[Figure record extracts]

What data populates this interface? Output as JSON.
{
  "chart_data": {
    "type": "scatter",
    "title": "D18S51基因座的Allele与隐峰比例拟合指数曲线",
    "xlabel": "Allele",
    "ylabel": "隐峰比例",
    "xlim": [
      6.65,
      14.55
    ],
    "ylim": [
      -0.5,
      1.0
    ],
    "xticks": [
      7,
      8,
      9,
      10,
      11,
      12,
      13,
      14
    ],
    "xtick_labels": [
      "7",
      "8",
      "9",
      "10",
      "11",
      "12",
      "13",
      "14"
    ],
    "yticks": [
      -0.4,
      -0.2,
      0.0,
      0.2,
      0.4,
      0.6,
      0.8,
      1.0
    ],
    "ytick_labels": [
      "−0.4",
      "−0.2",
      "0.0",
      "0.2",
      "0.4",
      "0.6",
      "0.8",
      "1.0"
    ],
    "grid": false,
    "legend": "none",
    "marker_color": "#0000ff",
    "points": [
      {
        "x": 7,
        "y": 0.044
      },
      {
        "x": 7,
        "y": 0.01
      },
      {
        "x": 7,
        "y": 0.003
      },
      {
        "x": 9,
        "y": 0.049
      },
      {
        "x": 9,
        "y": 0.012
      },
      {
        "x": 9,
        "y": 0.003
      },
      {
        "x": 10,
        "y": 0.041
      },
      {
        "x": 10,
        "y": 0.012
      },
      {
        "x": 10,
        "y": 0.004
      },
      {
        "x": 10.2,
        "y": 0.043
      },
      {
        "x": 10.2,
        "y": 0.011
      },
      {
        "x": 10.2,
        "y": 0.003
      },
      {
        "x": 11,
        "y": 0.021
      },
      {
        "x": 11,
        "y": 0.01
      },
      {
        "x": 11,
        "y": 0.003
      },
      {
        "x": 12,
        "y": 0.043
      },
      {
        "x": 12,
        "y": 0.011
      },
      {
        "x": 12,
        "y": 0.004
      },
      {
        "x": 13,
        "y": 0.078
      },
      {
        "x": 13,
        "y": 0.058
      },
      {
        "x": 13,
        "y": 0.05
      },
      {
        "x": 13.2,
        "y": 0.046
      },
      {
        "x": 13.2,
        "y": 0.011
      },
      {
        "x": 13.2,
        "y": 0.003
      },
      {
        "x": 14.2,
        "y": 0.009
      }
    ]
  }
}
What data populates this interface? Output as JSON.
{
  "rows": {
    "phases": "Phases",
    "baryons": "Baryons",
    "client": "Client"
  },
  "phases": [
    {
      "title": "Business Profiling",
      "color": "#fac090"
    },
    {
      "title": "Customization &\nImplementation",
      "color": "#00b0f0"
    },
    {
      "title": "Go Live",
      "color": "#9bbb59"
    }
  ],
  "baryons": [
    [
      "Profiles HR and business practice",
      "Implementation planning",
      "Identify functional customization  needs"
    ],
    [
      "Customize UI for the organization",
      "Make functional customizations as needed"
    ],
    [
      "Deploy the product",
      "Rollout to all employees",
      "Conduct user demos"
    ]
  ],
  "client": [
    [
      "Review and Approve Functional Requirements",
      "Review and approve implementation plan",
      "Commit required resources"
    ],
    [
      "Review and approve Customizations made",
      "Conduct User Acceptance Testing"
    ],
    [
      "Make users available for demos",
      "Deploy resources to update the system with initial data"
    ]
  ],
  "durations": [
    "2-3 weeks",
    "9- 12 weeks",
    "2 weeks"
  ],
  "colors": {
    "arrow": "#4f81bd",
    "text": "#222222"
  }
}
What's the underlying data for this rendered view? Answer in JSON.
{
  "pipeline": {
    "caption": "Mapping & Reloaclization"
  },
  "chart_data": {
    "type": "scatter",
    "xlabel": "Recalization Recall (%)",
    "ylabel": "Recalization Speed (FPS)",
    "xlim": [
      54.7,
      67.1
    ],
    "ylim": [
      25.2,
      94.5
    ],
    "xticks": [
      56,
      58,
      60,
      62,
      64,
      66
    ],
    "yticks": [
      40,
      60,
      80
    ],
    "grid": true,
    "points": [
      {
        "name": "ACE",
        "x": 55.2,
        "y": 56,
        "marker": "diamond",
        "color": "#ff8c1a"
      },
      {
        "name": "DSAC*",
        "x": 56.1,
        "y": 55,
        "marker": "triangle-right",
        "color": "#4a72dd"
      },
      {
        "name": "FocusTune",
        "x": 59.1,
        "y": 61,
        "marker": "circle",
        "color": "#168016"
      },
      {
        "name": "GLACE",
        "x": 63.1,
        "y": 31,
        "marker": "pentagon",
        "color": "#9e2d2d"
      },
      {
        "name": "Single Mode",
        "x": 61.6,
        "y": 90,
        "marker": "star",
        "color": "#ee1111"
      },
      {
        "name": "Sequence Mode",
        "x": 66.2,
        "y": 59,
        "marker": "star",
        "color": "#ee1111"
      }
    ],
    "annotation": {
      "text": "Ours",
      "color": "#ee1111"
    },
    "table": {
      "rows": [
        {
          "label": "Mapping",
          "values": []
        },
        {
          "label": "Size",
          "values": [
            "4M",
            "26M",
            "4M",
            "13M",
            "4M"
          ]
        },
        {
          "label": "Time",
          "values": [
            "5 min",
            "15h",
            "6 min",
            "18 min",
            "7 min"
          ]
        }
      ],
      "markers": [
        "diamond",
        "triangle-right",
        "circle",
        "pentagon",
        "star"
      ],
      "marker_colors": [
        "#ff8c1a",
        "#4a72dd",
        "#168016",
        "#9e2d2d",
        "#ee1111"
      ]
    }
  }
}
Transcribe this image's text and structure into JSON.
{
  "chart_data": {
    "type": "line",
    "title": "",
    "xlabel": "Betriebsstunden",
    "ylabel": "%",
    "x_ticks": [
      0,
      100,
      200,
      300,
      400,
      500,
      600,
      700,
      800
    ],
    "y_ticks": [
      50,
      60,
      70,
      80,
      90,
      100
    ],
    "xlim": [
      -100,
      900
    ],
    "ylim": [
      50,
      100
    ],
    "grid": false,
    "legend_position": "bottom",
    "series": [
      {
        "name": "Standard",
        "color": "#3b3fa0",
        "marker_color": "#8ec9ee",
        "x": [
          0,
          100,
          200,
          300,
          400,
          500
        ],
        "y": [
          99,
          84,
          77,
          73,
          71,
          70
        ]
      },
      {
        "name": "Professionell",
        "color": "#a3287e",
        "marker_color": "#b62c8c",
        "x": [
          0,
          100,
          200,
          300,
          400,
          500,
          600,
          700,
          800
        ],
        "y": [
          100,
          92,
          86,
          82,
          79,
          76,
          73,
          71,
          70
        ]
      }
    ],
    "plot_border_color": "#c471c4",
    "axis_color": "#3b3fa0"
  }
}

> Do this: Output the entries verbatim.

> Final answer:
What data populates this interface? Output as JSON.
{
  "chart_data": {
    "type": "scatter",
    "title": "D18S51基因座的Allele与隐峰比例拟合指数曲线",
    "xlabel": "Allele",
    "ylabel": "隐峰比例",
    "xlim": [
      6.65,
      14.55
    ],
    "ylim": [
      -0.5,
      1.0
    ],
    "xticks": [
      7,
      8,
      9,
      10,
      11,
      12,
      13,
      14
    ],
    "xtick_labels": [
      "7",
      "8",
      "9",
      "10",
      "11",
      "12",
      "13",
      "14"
    ],
    "yticks": [
      -0.4,
      -0.2,
      0.0,
      0.2,
      0.4,
      0.6,
      0.8,
      1.0
    ],
    "ytick_labels": [
      "−0.4",
      "−0.2",
      "0.0",
      "0.2",
      "0.4",
      "0.6",
      "0.8",
      "1.0"
    ],
    "grid": false,
    "legend": "none",
    "marker_color": "#0000ff",
    "points": [
      {
        "x": 7,
        "y": 0.044
      },
      {
        "x": 7,
        "y": 0.01
      },
      {
        "x": 7,
        "y": 0.003
      },
      {
        "x": 9,
        "y": 0.049
      },
      {
        "x": 9,
        "y": 0.012
      },
      {
        "x": 9,
        "y": 0.003
      },
      {
        "x": 10,
        "y": 0.041
      },
      {
        "x": 10,
        "y": 0.012
      },
      {
        "x": 10,
        "y": 0.004
      },
      {
        "x": 10.2,
        "y": 0.043
      },
      {
        "x": 10.2,
        "y": 0.011
      },
      {
        "x": 10.2,
        "y": 0.003
      },
      {
        "x": 11,
        "y": 0.021
      },
      {
        "x": 11,
        "y": 0.01
      },
      {
        "x": 11,
        "y": 0.003
      },
      {
        "x": 12,
        "y": 0.043
      },
      {
        "x": 12,
        "y": 0.011
      },
      {
        "x": 12,
        "y": 0.004
      },
      {
        "x": 13,
        "y": 0.078
      },
      {
        "x": 13,
        "y": 0.058
      },
      {
        "x": 13,
        "y": 0.05
      },
      {
        "x": 13.2,
        "y": 0.046
      },
      {
        "x": 13.2,
        "y": 0.011
      },
      {
        "x": 13.2,
        "y": 0.003
      },
      {
        "x": 14.2,
        "y": 0.009
      }
    ]
  }
}
What data populates this interface? Output as JSON.
{
  "rows": {
    "phases": "Phases",
    "baryons": "Baryons",
    "client": "Client"
  },
  "phases": [
    {
      "title": "Business Profiling",
      "color": "#fac090"
    },
    {
      "title": "Customization &\nImplementation",
      "color": "#00b0f0"
    },
    {
      "title": "Go Live",
      "color": "#9bbb59"
    }
  ],
  "baryons": [
    [
      "Profiles HR and business practice",
      "Implementation planning",
      "Identify functional customization  needs"
    ],
    [
      "Customize UI for the organization",
      "Make functional customizations as needed"
    ],
    [
      "Deploy the product",
      "Rollout to all employees",
      "Conduct user demos"
    ]
  ],
  "client": [
    [
      "Review and Approve Functional Requirements",
      "Review and approve implementation plan",
      "Commit required resources"
    ],
    [
      "Review and approve Customizations made",
      "Conduct User Acceptance Testing"
    ],
    [
      "Make users available for demos",
      "Deploy resources to update the system with initial data"
    ]
  ],
  "durations": [
    "2-3 weeks",
    "9- 12 weeks",
    "2 weeks"
  ],
  "colors": {
    "arrow": "#4f81bd",
    "text": "#222222"
  }
}
What's the underlying data for this rendered view? Answer in JSON.
{
  "pipeline": {
    "caption": "Mapping & Reloaclization"
  },
  "chart_data": {
    "type": "scatter",
    "xlabel": "Recalization Recall (%)",
    "ylabel": "Recalization Speed (FPS)",
    "xlim": [
      54.7,
      67.1
    ],
    "ylim": [
      25.2,
      94.5
    ],
    "xticks": [
      56,
      58,
      60,
      62,
      64,
      66
    ],
    "yticks": [
      40,
      60,
      80
    ],
    "grid": true,
    "points": [
      {
        "name": "ACE",
        "x": 55.2,
        "y": 56,
        "marker": "diamond",
        "color": "#ff8c1a"
      },
      {
        "name": "DSAC*",
        "x": 56.1,
        "y": 55,
        "marker": "triangle-right",
        "color": "#4a72dd"
      },
      {
        "name": "FocusTune",
        "x": 59.1,
        "y": 61,
        "marker": "circle",
        "color": "#168016"
      },
      {
        "name": "GLACE",
        "x": 63.1,
        "y": 31,
        "marker": "pentagon",
        "color": "#9e2d2d"
      },
      {
        "name": "Single Mode",
        "x": 61.6,
        "y": 90,
        "marker": "star",
        "color": "#ee1111"
      },
      {
        "name": "Sequence Mode",
        "x": 66.2,
        "y": 59,
        "marker": "star",
        "color": "#ee1111"
      }
    ],
    "annotation": {
      "text": "Ours",
      "color": "#ee1111"
    },
    "table": {
      "rows": [
        {
          "label": "Mapping",
          "values": []
        },
        {
          "label": "Size",
          "values": [
            "4M",
            "26M",
            "4M",
            "13M",
            "4M"
          ]
        },
        {
          "label": "Time",
          "values": [
            "5 min",
            "15h",
            "6 min",
            "18 min",
            "7 min"
          ]
        }
      ],
      "markers": [
        "diamond",
        "triangle-right",
        "circle",
        "pentagon",
        "star"
      ],
      "marker_colors": [
        "#ff8c1a",
        "#4a72dd",
        "#168016",
        "#9e2d2d",
        "#ee1111"
      ]
    }
  }
}
Transcribe this image's text and structure into JSON.
{
  "chart_data": {
    "type": "line",
    "title": "",
    "xlabel": "Betriebsstunden",
    "ylabel": "%",
    "x_ticks": [
      0,
      100,
      200,
      300,
      400,
      500,
      600,
      700,
      800
    ],
    "y_ticks": [
      50,
      60,
      70,
      80,
      90,
      100
    ],
    "xlim": [
      -100,
      900
    ],
    "ylim": [
      50,
      100
    ],
    "grid": false,
    "legend_position": "bottom",
    "series": [
      {
        "name": "Standard",
        "color": "#3b3fa0",
        "marker_color": "#8ec9ee",
        "x": [
          0,
          100,
          200,
          300,
          400,
          500
        ],
        "y": [
          99,
          84,
          77,
          73,
          71,
          70
        ]
      },
      {
        "name": "Professionell",
        "color": "#a3287e",
        "marker_color": "#b62c8c",
        "x": [
          0,
          100,
          200,
          300,
          400,
          500,
          600,
          700,
          800
        ],
        "y": [
          100,
          92,
          86,
          82,
          79,
          76,
          73,
          71,
          70
        ]
      }
    ],
    "plot_border_color": "#c471c4",
    "axis_color": "#3b3fa0"
  }
}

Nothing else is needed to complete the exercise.